> _Direction_
Leave out the pictures, then reproduce the rest of the material exactly.

:: Material for this task ::

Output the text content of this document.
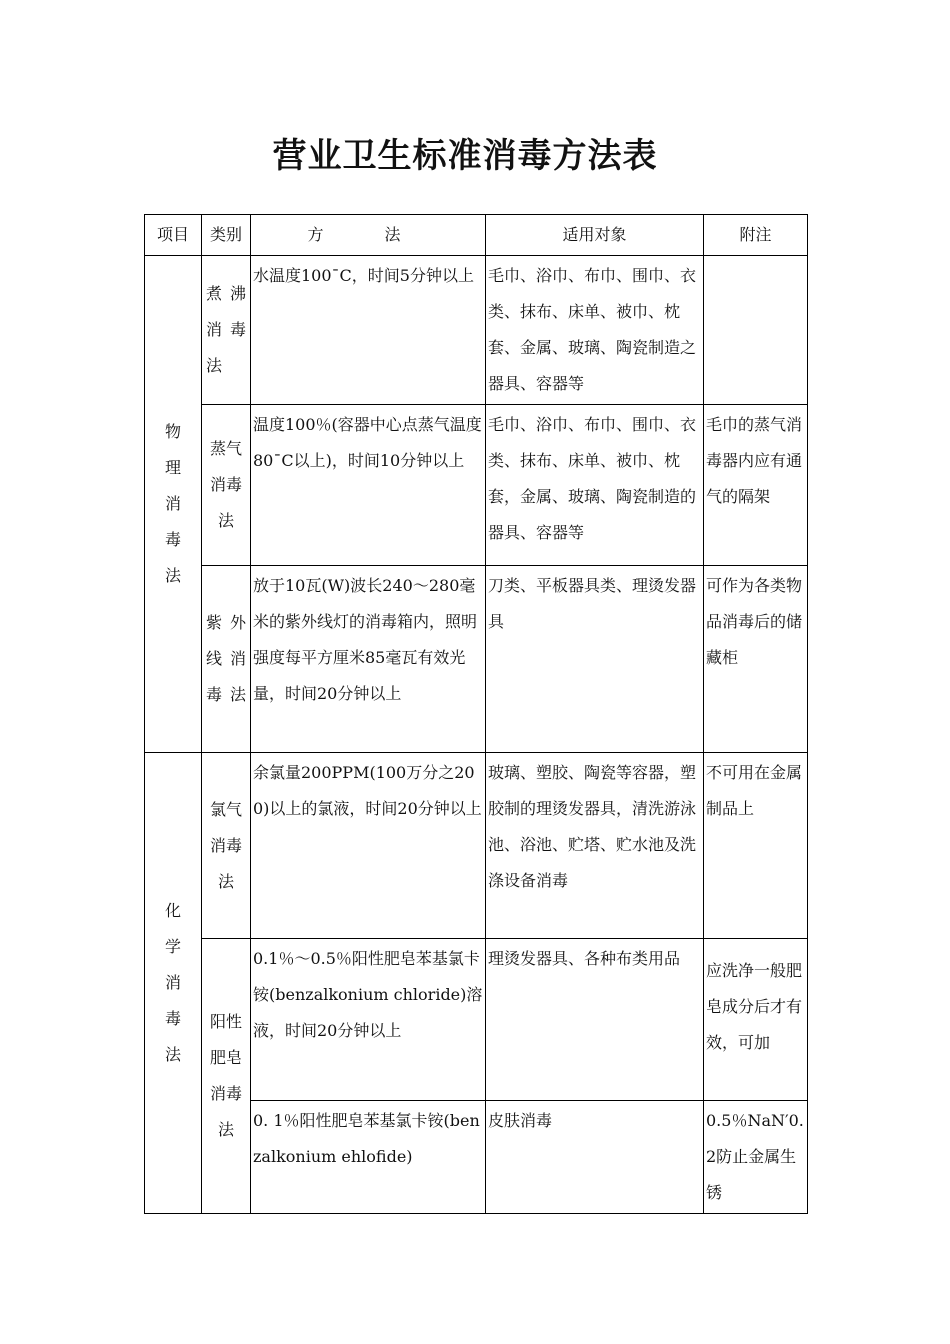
营业卫生标准消毒方法表
项目	类别	方 法	适用对象	附注
物理消毒法	煮沸消毒法	水温度100¯C，时间5分钟以上	毛巾、浴巾、布巾、围巾、衣类、抹布、床单、被巾、枕套、金属、玻璃、陶瓷制造之器具、容器等	
	蒸气消毒法	温度100％(容器中心点蒸气温度80¯C以上)，时间10分钟以上	毛巾、浴巾、布巾、围巾、衣类、抹布、床单、被巾、枕套，金属、玻璃、陶瓷制造的器具、容器等	毛巾的蒸气消毒器内应有通气的隔架
	紫外线消毒法	放于10瓦(W)波长240～280毫米的紫外线灯的消毒箱内，照明强度每平方厘米85毫瓦有效光量，时间20分钟以上	刀类、平板器具类、理烫发器具	可作为各类物品消毒后的储藏柜
化学消毒法	氯气消毒法	余氯量200PPM(100万分之200)以上的氯液，时间20分钟以上	玻璃、塑胶、陶瓷等容器，塑胶制的理烫发器具，清洗游泳池、浴池、贮塔、贮水池及洗涤设备消毒	不可用在金属制品上
	阳性肥皂消毒法	0.1％～0.5％阳性肥皂苯基氯卡铵(benzalkonium chloride)溶液，时间20分钟以上	理烫发器具、各种布类用品	应洗净一般肥皂成分后才有效，可加
		0. 1％阳性肥皂苯基氯卡铵(benzalkonium ehlofide)	皮肤消毒	0.5％NaN′0.2防止金属生锈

:::

> _Result below_
Output the text content of this document.
营业卫生标准消毒方法表
项目	类别	方 法	适用对象	附注
物理消毒法	煮沸消毒法	水温度100¯C，时间5分钟以上	毛巾、浴巾、布巾、围巾、衣类、抹布、床单、被巾、枕套、金属、玻璃、陶瓷制造之器具、容器等	
	蒸气消毒法	温度100％(容器中心点蒸气温度80¯C以上)，时间10分钟以上	毛巾、浴巾、布巾、围巾、衣类、抹布、床单、被巾、枕套，金属、玻璃、陶瓷制造的器具、容器等	毛巾的蒸气消毒器内应有通气的隔架
	紫外线消毒法	放于10瓦(W)波长240～280毫米的紫外线灯的消毒箱内，照明强度每平方厘米85毫瓦有效光量，时间20分钟以上	刀类、平板器具类、理烫发器具	可作为各类物品消毒后的储藏柜
化学消毒法	氯气消毒法	余氯量200PPM(100万分之200)以上的氯液，时间20分钟以上	玻璃、塑胶、陶瓷等容器，塑胶制的理烫发器具，清洗游泳池、浴池、贮塔、贮水池及洗涤设备消毒	不可用在金属制品上
	阳性肥皂消毒法	0.1％～0.5％阳性肥皂苯基氯卡铵(benzalkonium chloride)溶液，时间20分钟以上	理烫发器具、各种布类用品	应洗净一般肥皂成分后才有效，可加
		0. 1％阳性肥皂苯基氯卡铵(benzalkonium ehlofide)	皮肤消毒	0.5％NaN′0.2防止金属生锈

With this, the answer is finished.